## Stated goal
Return all of the entries exactly, with nothing added or left out.

┏━━

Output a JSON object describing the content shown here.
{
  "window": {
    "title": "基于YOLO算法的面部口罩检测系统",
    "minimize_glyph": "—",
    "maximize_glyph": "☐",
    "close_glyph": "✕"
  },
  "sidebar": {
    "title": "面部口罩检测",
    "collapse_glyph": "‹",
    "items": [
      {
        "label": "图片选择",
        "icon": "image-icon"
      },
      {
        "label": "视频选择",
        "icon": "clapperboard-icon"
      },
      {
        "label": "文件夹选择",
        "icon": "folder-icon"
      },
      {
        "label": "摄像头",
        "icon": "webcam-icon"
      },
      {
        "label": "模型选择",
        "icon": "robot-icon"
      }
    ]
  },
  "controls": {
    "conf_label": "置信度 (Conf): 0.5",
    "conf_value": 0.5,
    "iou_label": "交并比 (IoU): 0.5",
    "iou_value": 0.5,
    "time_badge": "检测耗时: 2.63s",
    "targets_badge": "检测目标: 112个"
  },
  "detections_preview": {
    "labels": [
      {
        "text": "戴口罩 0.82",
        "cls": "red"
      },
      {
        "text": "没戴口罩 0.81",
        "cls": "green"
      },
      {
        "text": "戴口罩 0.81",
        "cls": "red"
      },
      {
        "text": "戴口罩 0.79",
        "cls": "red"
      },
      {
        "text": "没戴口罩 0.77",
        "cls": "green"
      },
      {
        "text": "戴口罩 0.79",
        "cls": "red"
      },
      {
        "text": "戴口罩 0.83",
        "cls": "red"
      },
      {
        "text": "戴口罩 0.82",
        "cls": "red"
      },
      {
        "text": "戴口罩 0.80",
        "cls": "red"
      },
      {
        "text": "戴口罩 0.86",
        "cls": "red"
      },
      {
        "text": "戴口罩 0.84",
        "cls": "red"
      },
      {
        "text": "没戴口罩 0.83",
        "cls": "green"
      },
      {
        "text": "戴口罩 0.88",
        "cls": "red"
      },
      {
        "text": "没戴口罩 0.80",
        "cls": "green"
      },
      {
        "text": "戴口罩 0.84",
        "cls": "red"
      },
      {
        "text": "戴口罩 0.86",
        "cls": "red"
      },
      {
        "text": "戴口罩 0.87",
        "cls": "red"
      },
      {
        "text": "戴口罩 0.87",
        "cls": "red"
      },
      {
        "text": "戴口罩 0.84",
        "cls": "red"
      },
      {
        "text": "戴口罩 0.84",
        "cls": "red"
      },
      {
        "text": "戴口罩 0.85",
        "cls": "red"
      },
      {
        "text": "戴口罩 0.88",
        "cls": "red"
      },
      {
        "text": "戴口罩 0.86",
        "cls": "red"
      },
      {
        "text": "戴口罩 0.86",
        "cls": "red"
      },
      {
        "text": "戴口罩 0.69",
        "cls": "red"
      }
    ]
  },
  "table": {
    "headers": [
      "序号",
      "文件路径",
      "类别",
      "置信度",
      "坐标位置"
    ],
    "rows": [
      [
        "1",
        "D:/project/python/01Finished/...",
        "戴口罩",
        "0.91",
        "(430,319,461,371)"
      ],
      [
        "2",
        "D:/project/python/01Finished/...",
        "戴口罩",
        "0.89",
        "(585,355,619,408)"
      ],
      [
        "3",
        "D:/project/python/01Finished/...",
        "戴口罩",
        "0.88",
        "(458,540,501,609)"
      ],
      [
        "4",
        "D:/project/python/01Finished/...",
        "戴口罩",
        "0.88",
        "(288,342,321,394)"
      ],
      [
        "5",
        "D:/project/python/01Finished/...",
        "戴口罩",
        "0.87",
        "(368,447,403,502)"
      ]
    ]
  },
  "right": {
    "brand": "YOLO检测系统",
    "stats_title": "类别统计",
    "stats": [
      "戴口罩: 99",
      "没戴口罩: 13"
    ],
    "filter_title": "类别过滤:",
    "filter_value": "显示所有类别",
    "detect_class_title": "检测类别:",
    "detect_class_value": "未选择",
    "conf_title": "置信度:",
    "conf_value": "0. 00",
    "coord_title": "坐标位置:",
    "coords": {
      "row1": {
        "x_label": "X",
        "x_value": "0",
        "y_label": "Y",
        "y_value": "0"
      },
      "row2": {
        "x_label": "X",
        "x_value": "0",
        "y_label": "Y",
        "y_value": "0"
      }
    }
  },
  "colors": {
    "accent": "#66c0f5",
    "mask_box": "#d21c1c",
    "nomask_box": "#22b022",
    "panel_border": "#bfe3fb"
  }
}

┗━━

## Full answer
Output a JSON object describing the content shown here.
{
  "window": {
    "title": "基于YOLO算法的面部口罩检测系统",
    "minimize_glyph": "—",
    "maximize_glyph": "☐",
    "close_glyph": "✕"
  },
  "sidebar": {
    "title": "面部口罩检测",
    "collapse_glyph": "‹",
    "items": [
      {
        "label": "图片选择",
        "icon": "image-icon"
      },
      {
        "label": "视频选择",
        "icon": "clapperboard-icon"
      },
      {
        "label": "文件夹选择",
        "icon": "folder-icon"
      },
      {
        "label": "摄像头",
        "icon": "webcam-icon"
      },
      {
        "label": "模型选择",
        "icon": "robot-icon"
      }
    ]
  },
  "controls": {
    "conf_label": "置信度 (Conf): 0.5",
    "conf_value": 0.5,
    "iou_label": "交并比 (IoU): 0.5",
    "iou_value": 0.5,
    "time_badge": "检测耗时: 2.63s",
    "targets_badge": "检测目标: 112个"
  },
  "detections_preview": {
    "labels": [
      {
        "text": "戴口罩 0.82",
        "cls": "red"
      },
      {
        "text": "没戴口罩 0.81",
        "cls": "green"
      },
      {
        "text": "戴口罩 0.81",
        "cls": "red"
      },
      {
        "text": "戴口罩 0.79",
        "cls": "red"
      },
      {
        "text": "没戴口罩 0.77",
        "cls": "green"
      },
      {
        "text": "戴口罩 0.79",
        "cls": "red"
      },
      {
        "text": "戴口罩 0.83",
        "cls": "red"
      },
      {
        "text": "戴口罩 0.82",
        "cls": "red"
      },
      {
        "text": "戴口罩 0.80",
        "cls": "red"
      },
      {
        "text": "戴口罩 0.86",
        "cls": "red"
      },
      {
        "text": "戴口罩 0.84",
        "cls": "red"
      },
      {
        "text": "没戴口罩 0.83",
        "cls": "green"
      },
      {
        "text": "戴口罩 0.88",
        "cls": "red"
      },
      {
        "text": "没戴口罩 0.80",
        "cls": "green"
      },
      {
        "text": "戴口罩 0.84",
        "cls": "red"
      },
      {
        "text": "戴口罩 0.86",
        "cls": "red"
      },
      {
        "text": "戴口罩 0.87",
        "cls": "red"
      },
      {
        "text": "戴口罩 0.87",
        "cls": "red"
      },
      {
        "text": "戴口罩 0.84",
        "cls": "red"
      },
      {
        "text": "戴口罩 0.84",
        "cls": "red"
      },
      {
        "text": "戴口罩 0.85",
        "cls": "red"
      },
      {
        "text": "戴口罩 0.88",
        "cls": "red"
      },
      {
        "text": "戴口罩 0.86",
        "cls": "red"
      },
      {
        "text": "戴口罩 0.86",
        "cls": "red"
      },
      {
        "text": "戴口罩 0.69",
        "cls": "red"
      }
    ]
  },
  "table": {
    "headers": [
      "序号",
      "文件路径",
      "类别",
      "置信度",
      "坐标位置"
    ],
    "rows": [
      [
        "1",
        "D:/project/python/01Finished/...",
        "戴口罩",
        "0.91",
        "(430,319,461,371)"
      ],
      [
        "2",
        "D:/project/python/01Finished/...",
        "戴口罩",
        "0.89",
        "(585,355,619,408)"
      ],
      [
        "3",
        "D:/project/python/01Finished/...",
        "戴口罩",
        "0.88",
        "(458,540,501,609)"
      ],
      [
        "4",
        "D:/project/python/01Finished/...",
        "戴口罩",
        "0.88",
        "(288,342,321,394)"
      ],
      [
        "5",
        "D:/project/python/01Finished/...",
        "戴口罩",
        "0.87",
        "(368,447,403,502)"
      ]
    ]
  },
  "right": {
    "brand": "YOLO检测系统",
    "stats_title": "类别统计",
    "stats": [
      "戴口罩: 99",
      "没戴口罩: 13"
    ],
    "filter_title": "类别过滤:",
    "filter_value": "显示所有类别",
    "detect_class_title": "检测类别:",
    "detect_class_value": "未选择",
    "conf_title": "置信度:",
    "conf_value": "0. 00",
    "coord_title": "坐标位置:",
    "coords": {
      "row1": {
        "x_label": "X",
        "x_value": "0",
        "y_label": "Y",
        "y_value": "0"
      },
      "row2": {
        "x_label": "X",
        "x_value": "0",
        "y_label": "Y",
        "y_value": "0"
      }
    }
  },
  "colors": {
    "accent": "#66c0f5",
    "mask_box": "#d21c1c",
    "nomask_box": "#22b022",
    "panel_border": "#bfe3fb"
  }
}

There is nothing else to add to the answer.